[Dataset listings of figures]
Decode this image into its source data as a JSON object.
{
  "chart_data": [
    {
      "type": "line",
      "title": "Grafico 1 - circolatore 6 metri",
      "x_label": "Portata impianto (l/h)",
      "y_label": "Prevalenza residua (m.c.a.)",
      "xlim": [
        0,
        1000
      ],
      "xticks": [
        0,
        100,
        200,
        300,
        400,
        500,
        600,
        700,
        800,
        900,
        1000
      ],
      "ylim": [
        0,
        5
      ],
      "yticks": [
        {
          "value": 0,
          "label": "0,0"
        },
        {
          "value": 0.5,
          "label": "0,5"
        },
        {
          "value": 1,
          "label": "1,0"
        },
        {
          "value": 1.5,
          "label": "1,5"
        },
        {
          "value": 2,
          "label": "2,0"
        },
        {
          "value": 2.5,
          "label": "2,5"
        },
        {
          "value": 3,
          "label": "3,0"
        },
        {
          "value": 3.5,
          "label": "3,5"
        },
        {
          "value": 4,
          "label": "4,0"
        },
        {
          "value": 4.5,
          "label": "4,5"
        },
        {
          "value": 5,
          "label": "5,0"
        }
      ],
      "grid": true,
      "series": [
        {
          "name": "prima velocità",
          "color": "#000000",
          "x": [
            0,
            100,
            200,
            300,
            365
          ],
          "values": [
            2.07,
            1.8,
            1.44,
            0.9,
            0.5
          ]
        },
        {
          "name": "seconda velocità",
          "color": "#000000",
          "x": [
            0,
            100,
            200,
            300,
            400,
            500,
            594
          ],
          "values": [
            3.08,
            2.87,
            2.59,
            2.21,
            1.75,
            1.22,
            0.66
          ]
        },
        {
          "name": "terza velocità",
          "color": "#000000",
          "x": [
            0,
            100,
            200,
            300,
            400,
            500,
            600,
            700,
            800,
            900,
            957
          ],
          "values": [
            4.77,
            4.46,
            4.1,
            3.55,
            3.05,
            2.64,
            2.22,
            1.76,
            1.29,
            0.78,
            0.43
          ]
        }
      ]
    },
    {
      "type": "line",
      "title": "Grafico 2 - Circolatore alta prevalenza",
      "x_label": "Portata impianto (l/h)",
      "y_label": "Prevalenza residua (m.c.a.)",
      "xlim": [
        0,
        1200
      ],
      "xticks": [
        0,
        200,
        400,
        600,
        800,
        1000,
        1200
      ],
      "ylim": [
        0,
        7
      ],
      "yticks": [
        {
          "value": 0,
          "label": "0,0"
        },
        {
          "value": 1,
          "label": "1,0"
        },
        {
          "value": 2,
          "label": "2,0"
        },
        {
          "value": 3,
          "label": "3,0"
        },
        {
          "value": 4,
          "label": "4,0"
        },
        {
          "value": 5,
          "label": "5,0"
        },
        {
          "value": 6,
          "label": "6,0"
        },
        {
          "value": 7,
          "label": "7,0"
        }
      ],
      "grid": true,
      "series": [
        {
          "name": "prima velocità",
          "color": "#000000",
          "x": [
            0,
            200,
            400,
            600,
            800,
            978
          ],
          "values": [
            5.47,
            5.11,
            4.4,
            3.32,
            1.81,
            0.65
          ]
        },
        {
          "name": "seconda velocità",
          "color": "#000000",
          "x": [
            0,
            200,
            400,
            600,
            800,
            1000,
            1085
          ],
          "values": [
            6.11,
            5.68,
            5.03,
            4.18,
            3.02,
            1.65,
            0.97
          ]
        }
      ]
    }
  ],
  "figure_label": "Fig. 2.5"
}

(YOUR INSTRUCTIONS) Go through the data and return every record exactly.

(OUTPUT BELOW)
Decode this image into its source data as a JSON object.
{
  "chart_data": [
    {
      "type": "line",
      "title": "Grafico 1 - circolatore 6 metri",
      "x_label": "Portata impianto (l/h)",
      "y_label": "Prevalenza residua (m.c.a.)",
      "xlim": [
        0,
        1000
      ],
      "xticks": [
        0,
        100,
        200,
        300,
        400,
        500,
        600,
        700,
        800,
        900,
        1000
      ],
      "ylim": [
        0,
        5
      ],
      "yticks": [
        {
          "value": 0,
          "label": "0,0"
        },
        {
          "value": 0.5,
          "label": "0,5"
        },
        {
          "value": 1,
          "label": "1,0"
        },
        {
          "value": 1.5,
          "label": "1,5"
        },
        {
          "value": 2,
          "label": "2,0"
        },
        {
          "value": 2.5,
          "label": "2,5"
        },
        {
          "value": 3,
          "label": "3,0"
        },
        {
          "value": 3.5,
          "label": "3,5"
        },
        {
          "value": 4,
          "label": "4,0"
        },
        {
          "value": 4.5,
          "label": "4,5"
        },
        {
          "value": 5,
          "label": "5,0"
        }
      ],
      "grid": true,
      "series": [
        {
          "name": "prima velocità",
          "color": "#000000",
          "x": [
            0,
            100,
            200,
            300,
            365
          ],
          "values": [
            2.07,
            1.8,
            1.44,
            0.9,
            0.5
          ]
        },
        {
          "name": "seconda velocità",
          "color": "#000000",
          "x": [
            0,
            100,
            200,
            300,
            400,
            500,
            594
          ],
          "values": [
            3.08,
            2.87,
            2.59,
            2.21,
            1.75,
            1.22,
            0.66
          ]
        },
        {
          "name": "terza velocità",
          "color": "#000000",
          "x": [
            0,
            100,
            200,
            300,
            400,
            500,
            600,
            700,
            800,
            900,
            957
          ],
          "values": [
            4.77,
            4.46,
            4.1,
            3.55,
            3.05,
            2.64,
            2.22,
            1.76,
            1.29,
            0.78,
            0.43
          ]
        }
      ]
    },
    {
      "type": "line",
      "title": "Grafico 2 - Circolatore alta prevalenza",
      "x_label": "Portata impianto (l/h)",
      "y_label": "Prevalenza residua (m.c.a.)",
      "xlim": [
        0,
        1200
      ],
      "xticks": [
        0,
        200,
        400,
        600,
        800,
        1000,
        1200
      ],
      "ylim": [
        0,
        7
      ],
      "yticks": [
        {
          "value": 0,
          "label": "0,0"
        },
        {
          "value": 1,
          "label": "1,0"
        },
        {
          "value": 2,
          "label": "2,0"
        },
        {
          "value": 3,
          "label": "3,0"
        },
        {
          "value": 4,
          "label": "4,0"
        },
        {
          "value": 5,
          "label": "5,0"
        },
        {
          "value": 6,
          "label": "6,0"
        },
        {
          "value": 7,
          "label": "7,0"
        }
      ],
      "grid": true,
      "series": [
        {
          "name": "prima velocità",
          "color": "#000000",
          "x": [
            0,
            200,
            400,
            600,
            800,
            978
          ],
          "values": [
            5.47,
            5.11,
            4.4,
            3.32,
            1.81,
            0.65
          ]
        },
        {
          "name": "seconda velocità",
          "color": "#000000",
          "x": [
            0,
            200,
            400,
            600,
            800,
            1000,
            1085
          ],
          "values": [
            6.11,
            5.68,
            5.03,
            4.18,
            3.02,
            1.65,
            0.97
          ]
        }
      ]
    }
  ],
  "figure_label": "Fig. 2.5"
}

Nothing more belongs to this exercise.